**** DATA EXTRACT

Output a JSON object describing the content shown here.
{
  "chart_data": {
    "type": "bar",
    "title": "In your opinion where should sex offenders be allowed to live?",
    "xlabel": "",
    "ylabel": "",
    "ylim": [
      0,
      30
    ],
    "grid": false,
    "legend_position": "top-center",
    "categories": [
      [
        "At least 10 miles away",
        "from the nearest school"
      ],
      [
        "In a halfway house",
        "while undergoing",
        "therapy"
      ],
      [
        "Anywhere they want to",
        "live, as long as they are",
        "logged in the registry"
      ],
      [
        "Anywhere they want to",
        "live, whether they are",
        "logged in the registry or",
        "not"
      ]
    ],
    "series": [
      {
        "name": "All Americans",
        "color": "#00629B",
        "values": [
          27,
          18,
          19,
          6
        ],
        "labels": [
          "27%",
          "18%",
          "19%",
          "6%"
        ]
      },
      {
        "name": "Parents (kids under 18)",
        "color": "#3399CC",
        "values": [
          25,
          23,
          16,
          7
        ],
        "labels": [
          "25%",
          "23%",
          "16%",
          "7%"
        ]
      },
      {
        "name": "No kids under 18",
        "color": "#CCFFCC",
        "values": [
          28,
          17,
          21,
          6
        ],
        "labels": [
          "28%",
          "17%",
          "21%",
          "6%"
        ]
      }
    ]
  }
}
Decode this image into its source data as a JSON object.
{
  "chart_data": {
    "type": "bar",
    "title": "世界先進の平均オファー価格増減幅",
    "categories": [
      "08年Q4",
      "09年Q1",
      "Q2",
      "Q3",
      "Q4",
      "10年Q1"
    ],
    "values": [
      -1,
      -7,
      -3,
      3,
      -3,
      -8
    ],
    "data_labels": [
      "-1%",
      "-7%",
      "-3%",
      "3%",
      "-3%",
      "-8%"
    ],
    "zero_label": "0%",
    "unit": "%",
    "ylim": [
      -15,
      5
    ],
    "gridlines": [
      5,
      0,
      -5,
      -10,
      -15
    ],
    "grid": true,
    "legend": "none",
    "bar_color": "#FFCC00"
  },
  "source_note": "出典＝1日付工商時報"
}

********

### STATED EXERCISE
Without changing a word, restate the whole listing.

### SOLVED PROBLEM
Output a JSON object describing the content shown here.
{
  "chart_data": {
    "type": "bar",
    "title": "In your opinion where should sex offenders be allowed to live?",
    "xlabel": "",
    "ylabel": "",
    "ylim": [
      0,
      30
    ],
    "grid": false,
    "legend_position": "top-center",
    "categories": [
      [
        "At least 10 miles away",
        "from the nearest school"
      ],
      [
        "In a halfway house",
        "while undergoing",
        "therapy"
      ],
      [
        "Anywhere they want to",
        "live, as long as they are",
        "logged in the registry"
      ],
      [
        "Anywhere they want to",
        "live, whether they are",
        "logged in the registry or",
        "not"
      ]
    ],
    "series": [
      {
        "name": "All Americans",
        "color": "#00629B",
        "values": [
          27,
          18,
          19,
          6
        ],
        "labels": [
          "27%",
          "18%",
          "19%",
          "6%"
        ]
      },
      {
        "name": "Parents (kids under 18)",
        "color": "#3399CC",
        "values": [
          25,
          23,
          16,
          7
        ],
        "labels": [
          "25%",
          "23%",
          "16%",
          "7%"
        ]
      },
      {
        "name": "No kids under 18",
        "color": "#CCFFCC",
        "values": [
          28,
          17,
          21,
          6
        ],
        "labels": [
          "28%",
          "17%",
          "21%",
          "6%"
        ]
      }
    ]
  }
}
Decode this image into its source data as a JSON object.
{
  "chart_data": {
    "type": "bar",
    "title": "世界先進の平均オファー価格増減幅",
    "categories": [
      "08年Q4",
      "09年Q1",
      "Q2",
      "Q3",
      "Q4",
      "10年Q1"
    ],
    "values": [
      -1,
      -7,
      -3,
      3,
      -3,
      -8
    ],
    "data_labels": [
      "-1%",
      "-7%",
      "-3%",
      "3%",
      "-3%",
      "-8%"
    ],
    "zero_label": "0%",
    "unit": "%",
    "ylim": [
      -15,
      5
    ],
    "gridlines": [
      5,
      0,
      -5,
      -10,
      -15
    ],
    "grid": true,
    "legend": "none",
    "bar_color": "#FFCC00"
  },
  "source_note": "出典＝1日付工商時報"
}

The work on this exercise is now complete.